▶ **Records for the exercise**

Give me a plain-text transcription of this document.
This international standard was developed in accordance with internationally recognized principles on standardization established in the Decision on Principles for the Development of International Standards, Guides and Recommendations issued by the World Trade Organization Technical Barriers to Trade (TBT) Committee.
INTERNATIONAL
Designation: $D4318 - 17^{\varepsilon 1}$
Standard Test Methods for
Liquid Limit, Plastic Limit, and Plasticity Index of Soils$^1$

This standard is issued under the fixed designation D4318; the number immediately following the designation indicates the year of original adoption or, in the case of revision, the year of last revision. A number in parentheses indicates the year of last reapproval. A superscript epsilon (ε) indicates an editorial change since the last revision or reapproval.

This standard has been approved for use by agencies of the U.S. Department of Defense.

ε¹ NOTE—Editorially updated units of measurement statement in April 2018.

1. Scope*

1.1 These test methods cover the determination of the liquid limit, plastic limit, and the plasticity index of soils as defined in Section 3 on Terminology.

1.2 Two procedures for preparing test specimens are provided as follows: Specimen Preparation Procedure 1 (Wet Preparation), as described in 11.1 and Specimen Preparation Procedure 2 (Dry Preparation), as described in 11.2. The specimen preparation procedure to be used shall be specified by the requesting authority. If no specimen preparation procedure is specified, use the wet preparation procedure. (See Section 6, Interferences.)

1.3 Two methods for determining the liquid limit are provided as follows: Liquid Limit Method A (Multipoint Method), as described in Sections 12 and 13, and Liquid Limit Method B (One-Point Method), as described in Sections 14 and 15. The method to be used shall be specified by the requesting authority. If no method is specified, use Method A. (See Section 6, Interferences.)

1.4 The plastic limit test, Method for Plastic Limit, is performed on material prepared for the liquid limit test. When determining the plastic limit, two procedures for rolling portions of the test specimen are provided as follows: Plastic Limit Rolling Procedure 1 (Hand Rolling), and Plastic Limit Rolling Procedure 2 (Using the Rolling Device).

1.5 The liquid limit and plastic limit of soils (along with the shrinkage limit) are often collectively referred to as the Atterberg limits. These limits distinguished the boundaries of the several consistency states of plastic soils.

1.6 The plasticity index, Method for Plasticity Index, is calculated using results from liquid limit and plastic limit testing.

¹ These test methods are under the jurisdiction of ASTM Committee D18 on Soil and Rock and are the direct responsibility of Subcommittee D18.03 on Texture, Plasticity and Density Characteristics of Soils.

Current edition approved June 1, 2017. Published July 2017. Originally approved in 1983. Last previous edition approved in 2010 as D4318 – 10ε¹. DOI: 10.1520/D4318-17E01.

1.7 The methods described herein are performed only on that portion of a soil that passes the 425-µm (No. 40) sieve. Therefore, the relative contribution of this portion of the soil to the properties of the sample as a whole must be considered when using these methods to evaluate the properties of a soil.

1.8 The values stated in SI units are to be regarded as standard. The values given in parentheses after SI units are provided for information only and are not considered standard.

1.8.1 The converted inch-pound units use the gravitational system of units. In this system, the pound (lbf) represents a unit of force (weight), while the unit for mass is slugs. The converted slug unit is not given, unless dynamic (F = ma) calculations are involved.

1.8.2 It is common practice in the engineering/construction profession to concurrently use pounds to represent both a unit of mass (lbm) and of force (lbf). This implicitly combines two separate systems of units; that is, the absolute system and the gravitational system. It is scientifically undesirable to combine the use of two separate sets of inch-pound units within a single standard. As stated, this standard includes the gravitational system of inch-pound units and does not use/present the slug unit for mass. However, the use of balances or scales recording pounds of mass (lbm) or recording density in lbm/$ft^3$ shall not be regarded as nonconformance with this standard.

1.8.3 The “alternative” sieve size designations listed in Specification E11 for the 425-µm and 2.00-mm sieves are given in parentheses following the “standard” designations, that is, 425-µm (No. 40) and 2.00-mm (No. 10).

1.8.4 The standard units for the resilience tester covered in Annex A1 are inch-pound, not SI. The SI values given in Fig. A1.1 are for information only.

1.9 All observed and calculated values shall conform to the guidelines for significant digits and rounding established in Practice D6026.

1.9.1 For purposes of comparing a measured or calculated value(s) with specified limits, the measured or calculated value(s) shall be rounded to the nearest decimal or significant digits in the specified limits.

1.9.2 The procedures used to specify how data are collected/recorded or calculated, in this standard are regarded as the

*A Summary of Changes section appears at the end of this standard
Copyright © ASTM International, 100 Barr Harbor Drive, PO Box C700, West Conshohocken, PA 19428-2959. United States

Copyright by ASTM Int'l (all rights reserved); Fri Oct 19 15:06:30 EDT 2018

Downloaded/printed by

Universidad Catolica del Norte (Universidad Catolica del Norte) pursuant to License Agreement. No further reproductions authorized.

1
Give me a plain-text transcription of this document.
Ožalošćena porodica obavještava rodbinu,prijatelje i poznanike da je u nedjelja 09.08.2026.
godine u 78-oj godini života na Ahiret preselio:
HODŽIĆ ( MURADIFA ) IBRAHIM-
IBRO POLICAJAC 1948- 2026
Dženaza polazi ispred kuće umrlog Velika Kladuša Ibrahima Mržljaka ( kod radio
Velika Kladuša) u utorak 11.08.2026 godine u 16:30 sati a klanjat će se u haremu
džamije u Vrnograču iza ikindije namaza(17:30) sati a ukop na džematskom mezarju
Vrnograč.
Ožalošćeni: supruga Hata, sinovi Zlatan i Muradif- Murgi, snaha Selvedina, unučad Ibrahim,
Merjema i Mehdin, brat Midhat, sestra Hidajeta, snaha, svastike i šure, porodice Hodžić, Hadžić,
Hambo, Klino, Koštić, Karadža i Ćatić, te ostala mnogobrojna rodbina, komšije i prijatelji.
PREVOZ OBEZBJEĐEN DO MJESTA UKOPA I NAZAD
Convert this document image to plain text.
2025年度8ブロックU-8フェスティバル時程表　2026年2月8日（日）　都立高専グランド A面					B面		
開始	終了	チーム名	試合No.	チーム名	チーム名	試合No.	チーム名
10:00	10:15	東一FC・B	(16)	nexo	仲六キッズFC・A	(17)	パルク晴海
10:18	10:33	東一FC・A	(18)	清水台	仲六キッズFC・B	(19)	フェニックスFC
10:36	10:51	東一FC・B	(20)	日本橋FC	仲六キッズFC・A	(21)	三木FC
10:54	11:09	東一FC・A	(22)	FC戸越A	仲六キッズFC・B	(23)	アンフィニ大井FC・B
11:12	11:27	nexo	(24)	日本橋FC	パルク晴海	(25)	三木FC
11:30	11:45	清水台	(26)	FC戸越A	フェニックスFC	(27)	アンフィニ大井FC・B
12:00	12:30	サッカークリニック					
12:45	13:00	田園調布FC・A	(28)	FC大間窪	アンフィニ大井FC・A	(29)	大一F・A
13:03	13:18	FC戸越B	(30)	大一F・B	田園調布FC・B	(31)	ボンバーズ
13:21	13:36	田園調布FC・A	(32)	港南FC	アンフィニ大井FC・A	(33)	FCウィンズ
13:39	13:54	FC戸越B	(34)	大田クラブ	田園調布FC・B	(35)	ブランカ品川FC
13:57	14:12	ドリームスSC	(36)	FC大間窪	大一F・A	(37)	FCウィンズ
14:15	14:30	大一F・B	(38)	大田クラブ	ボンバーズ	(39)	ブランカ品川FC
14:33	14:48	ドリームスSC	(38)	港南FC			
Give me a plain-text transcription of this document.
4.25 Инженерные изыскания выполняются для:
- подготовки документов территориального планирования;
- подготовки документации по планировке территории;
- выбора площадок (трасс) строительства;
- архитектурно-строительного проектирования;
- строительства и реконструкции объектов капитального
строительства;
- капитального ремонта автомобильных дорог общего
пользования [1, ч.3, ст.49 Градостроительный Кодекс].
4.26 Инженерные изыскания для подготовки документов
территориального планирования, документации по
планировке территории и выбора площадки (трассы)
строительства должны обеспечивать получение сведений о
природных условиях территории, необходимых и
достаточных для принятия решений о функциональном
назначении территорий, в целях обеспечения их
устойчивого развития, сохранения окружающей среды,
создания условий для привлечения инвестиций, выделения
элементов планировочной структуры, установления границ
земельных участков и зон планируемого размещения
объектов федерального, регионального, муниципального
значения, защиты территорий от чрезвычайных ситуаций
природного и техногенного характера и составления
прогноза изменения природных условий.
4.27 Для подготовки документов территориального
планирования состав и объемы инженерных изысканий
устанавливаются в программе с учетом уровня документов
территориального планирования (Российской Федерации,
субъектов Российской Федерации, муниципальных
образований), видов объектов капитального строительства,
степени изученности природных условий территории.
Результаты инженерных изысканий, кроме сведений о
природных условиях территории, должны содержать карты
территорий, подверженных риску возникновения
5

▶ **Task to carry out**
Among the entries above, identify all lines with "calculated" and copy them.

▶ **Answer to the exercise**
1.6 The plasticity index, Method for Plasticity Index, is calculated using results from liquid limit and plastic limit testing.
1.9 All observed and calculated values shall conform to the guidelines for significant digits and rounding established in Practice D6026.
1.9.1 For purposes of comparing a measured or calculated value(s) with specified limits, the measured or calculated value(s) shall be rounded to the nearest decimal or significant digits in the specified limits.
1.9.2 The procedures used to specify how data are collected/recorded or calculated, in this standard are regarded as the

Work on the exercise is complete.